◆ YOUR TASKS ◆
1. From the XML overview below, extract the stretch from "XML is a flexible" through "(SOAP, SVG, XHTML).", reproducing it word for word.
2. Answer the following from the XML overview below, one line each:
(a) What MIME type is listed for XML?
(b) How does XML parsing compare with JSON parsing?
(c) What kind of compression is given for XML?
3. Proceed with the XML overview below, writing new text that follows on from its final sentence.

XML (Extensible Markup Language)
XML is a flexible markup language for structured data that uses user-defined tags. It is widely used for configuration files, data feeds (RSS, Atom), office document formats (DOCX, ODT), and enterprise data exchange (SOAP, SVG, XHTML).
MIME Type
application/xml
Type
Text
Compression
Lossless
Advantages
- + Self-describing with user-defined tags and schemas
- + Mature ecosystem: XPath, XSLT, XSD, SAX/DOM parsers
- + Standard for RSS/Atom feeds, SVG, XHTML, and SOAP
- + Supports namespaces for mixing vocabularies
Disadvantages
- − Verbose syntax compared to JSON or YAML
- − Parsing is slower and more memory-intensive than JSON
- − Largely replaced by JSON for web APIs
When to Use .XML
Use XML for document markup, configuration files that need validation schemas, SOAP services, and legacy enterprise integrations.

◆ RECORDS PROVIDED ◆
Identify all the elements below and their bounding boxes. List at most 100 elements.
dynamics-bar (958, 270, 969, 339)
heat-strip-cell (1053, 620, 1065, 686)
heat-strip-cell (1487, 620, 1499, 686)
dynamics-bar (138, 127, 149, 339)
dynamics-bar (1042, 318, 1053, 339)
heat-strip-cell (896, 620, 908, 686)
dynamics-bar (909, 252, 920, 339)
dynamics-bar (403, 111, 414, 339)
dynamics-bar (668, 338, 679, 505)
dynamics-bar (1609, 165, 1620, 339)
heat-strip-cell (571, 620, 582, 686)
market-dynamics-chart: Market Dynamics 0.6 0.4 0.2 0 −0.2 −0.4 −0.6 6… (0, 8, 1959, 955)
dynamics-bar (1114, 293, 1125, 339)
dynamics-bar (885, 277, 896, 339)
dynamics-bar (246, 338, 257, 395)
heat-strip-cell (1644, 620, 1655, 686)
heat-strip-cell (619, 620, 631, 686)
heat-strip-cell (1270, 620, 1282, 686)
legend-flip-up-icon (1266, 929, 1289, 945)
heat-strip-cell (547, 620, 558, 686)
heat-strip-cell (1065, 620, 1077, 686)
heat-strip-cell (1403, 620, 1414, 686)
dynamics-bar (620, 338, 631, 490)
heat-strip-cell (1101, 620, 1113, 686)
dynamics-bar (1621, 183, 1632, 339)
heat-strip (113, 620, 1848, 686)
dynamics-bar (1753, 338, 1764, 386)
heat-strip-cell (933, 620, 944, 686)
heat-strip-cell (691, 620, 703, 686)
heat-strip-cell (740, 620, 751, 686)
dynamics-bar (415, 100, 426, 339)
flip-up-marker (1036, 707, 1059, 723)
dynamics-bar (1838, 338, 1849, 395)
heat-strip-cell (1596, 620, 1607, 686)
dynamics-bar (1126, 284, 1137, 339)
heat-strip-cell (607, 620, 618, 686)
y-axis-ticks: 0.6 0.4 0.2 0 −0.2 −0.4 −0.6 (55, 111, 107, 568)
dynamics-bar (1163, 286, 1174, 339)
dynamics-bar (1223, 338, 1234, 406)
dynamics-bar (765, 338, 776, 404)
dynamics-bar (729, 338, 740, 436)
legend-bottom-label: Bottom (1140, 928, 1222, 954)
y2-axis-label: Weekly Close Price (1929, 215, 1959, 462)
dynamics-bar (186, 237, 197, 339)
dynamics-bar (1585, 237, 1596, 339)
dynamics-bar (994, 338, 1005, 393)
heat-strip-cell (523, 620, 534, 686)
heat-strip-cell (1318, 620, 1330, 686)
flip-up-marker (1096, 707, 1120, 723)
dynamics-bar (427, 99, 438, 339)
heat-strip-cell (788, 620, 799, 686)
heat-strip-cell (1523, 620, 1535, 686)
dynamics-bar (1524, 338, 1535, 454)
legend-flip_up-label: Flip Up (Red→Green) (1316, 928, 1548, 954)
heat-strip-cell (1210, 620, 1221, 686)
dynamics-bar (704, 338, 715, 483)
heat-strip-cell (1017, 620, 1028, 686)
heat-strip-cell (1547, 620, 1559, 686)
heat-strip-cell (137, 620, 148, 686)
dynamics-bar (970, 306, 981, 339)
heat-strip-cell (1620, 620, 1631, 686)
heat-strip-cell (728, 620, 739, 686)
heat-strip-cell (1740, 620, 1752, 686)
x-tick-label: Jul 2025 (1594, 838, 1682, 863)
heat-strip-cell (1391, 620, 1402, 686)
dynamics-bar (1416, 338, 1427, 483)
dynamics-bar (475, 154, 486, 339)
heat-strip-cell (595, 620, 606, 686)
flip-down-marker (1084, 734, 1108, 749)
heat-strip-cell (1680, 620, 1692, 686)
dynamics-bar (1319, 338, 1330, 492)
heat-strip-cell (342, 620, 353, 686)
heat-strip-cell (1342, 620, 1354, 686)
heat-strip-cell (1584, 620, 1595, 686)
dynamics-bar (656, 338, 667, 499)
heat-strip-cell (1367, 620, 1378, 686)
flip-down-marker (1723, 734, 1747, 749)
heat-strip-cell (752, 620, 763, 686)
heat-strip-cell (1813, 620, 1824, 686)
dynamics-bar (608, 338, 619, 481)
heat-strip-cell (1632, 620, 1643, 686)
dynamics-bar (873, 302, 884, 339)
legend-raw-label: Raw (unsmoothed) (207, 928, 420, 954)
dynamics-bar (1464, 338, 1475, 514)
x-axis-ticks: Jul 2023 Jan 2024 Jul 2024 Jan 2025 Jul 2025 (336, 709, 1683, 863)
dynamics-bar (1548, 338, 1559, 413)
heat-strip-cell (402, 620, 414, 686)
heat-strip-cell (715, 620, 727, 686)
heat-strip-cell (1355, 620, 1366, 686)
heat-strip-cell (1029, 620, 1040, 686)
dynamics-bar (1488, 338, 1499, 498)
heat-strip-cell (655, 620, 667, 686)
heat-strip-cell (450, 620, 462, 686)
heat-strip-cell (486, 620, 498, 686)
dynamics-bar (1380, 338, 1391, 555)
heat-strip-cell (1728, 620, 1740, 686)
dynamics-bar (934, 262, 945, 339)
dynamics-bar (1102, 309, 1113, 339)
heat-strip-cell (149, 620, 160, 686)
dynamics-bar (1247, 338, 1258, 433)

◆ EXERCISE RESPONSES ◆
1.
XML is a flexible markup language for structured data that uses user-defined tags. It is widely used for configuration files, data feeds (RSS, Atom), office document formats (DOCX, ODT), and enterprise data exchange (SOAP, SVG, XHTML).

2.
(a) application/xml
(b) It is slower and more memory-intensive than JSON.
(c) Lossless

3.
Technical Details
XML documents have a tree structure of elements with opening and closing tags, attributes, and text content. Schemas (XSD, DTD, RELAX NG) validate structure, and XSLT transforms XML into other formats.
History
The W3C published XML 1.0 in 1998 as a simplified subset of SGML. It became the backbone of enterprise data exchange in the 2000s, powering SOAP web services, RSS feeds, and office document formats.